Data entries:

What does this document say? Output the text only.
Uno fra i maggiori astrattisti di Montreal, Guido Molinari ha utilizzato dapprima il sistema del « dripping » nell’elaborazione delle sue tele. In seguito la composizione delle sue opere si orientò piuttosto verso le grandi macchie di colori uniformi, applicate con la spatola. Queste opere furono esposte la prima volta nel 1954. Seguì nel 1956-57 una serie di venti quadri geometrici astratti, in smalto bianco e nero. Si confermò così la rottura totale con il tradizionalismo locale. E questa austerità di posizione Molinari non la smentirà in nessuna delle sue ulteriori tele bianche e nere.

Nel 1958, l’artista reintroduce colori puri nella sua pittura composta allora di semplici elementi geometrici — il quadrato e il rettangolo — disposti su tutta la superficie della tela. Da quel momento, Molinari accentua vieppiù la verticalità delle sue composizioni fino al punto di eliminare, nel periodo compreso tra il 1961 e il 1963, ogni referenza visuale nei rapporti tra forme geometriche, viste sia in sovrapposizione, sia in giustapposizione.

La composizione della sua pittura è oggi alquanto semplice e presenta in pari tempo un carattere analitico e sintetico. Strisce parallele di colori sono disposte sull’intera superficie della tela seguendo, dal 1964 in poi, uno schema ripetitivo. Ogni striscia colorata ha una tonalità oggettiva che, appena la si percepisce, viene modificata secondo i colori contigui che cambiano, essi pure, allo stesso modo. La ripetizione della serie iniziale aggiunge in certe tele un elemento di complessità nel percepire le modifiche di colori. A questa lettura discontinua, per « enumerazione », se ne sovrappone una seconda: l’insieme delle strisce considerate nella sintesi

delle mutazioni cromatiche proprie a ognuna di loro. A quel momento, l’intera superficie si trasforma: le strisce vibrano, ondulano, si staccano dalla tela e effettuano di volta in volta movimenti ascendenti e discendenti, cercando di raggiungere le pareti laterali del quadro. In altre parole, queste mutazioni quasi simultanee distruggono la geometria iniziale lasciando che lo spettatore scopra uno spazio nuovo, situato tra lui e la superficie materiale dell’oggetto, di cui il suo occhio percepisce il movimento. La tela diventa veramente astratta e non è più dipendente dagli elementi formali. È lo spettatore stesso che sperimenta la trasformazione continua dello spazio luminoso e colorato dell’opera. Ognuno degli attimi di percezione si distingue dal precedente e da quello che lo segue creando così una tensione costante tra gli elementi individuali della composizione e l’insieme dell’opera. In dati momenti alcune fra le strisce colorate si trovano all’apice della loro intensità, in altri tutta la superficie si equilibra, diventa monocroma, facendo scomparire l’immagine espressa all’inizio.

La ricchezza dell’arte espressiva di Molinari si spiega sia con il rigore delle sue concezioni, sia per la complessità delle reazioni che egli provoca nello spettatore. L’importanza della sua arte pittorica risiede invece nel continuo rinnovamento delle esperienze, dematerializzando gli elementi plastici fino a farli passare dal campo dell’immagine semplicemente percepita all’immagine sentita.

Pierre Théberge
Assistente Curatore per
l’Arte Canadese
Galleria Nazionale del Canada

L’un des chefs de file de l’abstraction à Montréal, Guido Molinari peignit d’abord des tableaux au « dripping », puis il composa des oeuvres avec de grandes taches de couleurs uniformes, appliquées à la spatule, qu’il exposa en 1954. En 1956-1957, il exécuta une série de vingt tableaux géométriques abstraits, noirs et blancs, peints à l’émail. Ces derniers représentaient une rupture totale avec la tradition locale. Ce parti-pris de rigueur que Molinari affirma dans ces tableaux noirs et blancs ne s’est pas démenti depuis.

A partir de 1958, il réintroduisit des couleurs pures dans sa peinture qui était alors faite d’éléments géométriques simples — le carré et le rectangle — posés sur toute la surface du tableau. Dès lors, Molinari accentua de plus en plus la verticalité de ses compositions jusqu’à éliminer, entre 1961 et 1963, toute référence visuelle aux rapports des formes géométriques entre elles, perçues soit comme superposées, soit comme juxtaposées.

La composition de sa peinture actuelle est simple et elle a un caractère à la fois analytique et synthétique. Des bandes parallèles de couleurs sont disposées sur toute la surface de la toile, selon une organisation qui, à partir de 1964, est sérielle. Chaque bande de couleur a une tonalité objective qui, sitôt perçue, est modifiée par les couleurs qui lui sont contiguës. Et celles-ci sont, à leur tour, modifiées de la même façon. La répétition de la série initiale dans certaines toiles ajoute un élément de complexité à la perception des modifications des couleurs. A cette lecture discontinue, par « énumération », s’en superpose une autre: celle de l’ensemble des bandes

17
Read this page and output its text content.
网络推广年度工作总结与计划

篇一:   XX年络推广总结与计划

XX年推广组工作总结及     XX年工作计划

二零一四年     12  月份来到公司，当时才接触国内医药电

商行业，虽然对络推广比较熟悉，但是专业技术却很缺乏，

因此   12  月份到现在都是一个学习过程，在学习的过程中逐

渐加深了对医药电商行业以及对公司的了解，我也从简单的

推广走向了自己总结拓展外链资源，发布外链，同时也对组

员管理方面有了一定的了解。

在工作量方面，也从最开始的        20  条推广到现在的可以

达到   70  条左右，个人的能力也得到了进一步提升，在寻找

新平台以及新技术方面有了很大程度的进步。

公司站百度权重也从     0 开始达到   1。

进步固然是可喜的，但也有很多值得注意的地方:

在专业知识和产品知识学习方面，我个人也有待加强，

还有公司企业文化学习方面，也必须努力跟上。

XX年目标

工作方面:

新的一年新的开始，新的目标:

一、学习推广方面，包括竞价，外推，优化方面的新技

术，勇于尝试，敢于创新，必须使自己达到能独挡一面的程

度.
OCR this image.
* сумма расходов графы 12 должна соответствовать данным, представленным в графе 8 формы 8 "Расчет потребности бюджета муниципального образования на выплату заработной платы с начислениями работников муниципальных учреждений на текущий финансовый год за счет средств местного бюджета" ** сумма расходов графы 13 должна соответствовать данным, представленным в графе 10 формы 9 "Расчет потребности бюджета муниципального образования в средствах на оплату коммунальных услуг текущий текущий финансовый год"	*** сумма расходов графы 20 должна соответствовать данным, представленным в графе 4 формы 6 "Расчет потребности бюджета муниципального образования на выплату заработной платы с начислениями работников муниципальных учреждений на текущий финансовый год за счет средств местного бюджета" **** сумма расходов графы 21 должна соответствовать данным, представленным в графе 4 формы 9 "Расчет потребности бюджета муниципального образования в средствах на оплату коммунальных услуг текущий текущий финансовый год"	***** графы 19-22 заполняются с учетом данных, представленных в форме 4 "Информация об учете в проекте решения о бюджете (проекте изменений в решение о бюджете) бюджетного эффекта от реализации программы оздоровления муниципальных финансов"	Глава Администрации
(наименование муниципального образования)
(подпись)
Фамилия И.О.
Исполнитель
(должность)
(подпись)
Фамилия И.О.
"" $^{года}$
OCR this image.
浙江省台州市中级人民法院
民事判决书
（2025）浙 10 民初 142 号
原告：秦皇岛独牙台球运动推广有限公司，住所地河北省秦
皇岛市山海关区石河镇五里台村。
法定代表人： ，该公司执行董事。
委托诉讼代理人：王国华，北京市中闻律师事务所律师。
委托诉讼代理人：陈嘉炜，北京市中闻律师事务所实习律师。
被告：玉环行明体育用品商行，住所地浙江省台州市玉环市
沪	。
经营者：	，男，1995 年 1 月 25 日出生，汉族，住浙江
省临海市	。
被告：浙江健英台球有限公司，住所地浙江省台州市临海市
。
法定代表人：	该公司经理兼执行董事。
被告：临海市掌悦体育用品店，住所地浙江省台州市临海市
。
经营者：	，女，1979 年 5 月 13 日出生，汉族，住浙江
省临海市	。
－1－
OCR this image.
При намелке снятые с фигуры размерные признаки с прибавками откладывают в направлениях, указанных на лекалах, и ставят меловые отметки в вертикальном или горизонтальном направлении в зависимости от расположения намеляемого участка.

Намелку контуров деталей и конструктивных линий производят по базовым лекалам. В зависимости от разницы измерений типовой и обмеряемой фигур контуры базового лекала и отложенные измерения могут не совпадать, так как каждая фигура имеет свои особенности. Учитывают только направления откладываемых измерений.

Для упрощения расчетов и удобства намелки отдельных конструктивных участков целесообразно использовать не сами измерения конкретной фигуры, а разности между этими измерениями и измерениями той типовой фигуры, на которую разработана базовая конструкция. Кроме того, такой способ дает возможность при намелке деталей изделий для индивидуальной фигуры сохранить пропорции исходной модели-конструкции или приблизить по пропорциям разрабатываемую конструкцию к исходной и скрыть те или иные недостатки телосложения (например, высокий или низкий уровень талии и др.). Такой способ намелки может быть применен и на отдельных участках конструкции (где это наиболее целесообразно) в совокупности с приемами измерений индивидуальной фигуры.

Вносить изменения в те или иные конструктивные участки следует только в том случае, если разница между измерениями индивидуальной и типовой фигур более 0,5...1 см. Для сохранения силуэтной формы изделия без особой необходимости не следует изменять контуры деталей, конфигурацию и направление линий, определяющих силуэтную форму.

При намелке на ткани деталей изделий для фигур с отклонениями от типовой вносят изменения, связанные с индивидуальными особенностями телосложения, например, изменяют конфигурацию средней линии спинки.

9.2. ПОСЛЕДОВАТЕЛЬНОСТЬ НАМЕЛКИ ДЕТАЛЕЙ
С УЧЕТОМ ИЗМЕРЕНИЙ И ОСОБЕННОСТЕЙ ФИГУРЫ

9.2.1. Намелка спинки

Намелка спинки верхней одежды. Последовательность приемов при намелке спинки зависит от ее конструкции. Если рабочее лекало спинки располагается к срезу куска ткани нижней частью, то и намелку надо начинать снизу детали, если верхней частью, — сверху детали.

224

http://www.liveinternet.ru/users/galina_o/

§ WHAT THE TASK ASKS:
From the entries above, copy every line where the word "конструктивных" shows up.

§ RESULT:
Намелку контуров деталей и конструктивных линий производят по базовым лекалам. В зависимости от разницы измерений типовой и обмеряемой фигур контуры базового лекала и отложенные измерения могут не совпадать, так как каждая фигура имеет свои особенности. Учитывают только направления откладываемых измерений.
Для упрощения расчетов и удобства намелки отдельных конструктивных участков целесообразно использовать не сами измерения конкретной фигуры, а разности между этими измерениями и измерениями той типовой фигуры, на которую разработана базовая конструкция. Кроме того, такой способ дает возможность при намелке деталей изделий для индивидуальной фигуры сохранить пропорции исходной модели-конструкции или приблизить по пропорциям разрабатываемую конструкцию к исходной и скрыть те или иные недостатки телосложения (например, высокий или низкий уровень талии и др.). Такой способ намелки может быть применен и на отдельных участках конструкции (где это наиболее целесообразно) в совокупности с приемами измерений индивидуальной фигуры.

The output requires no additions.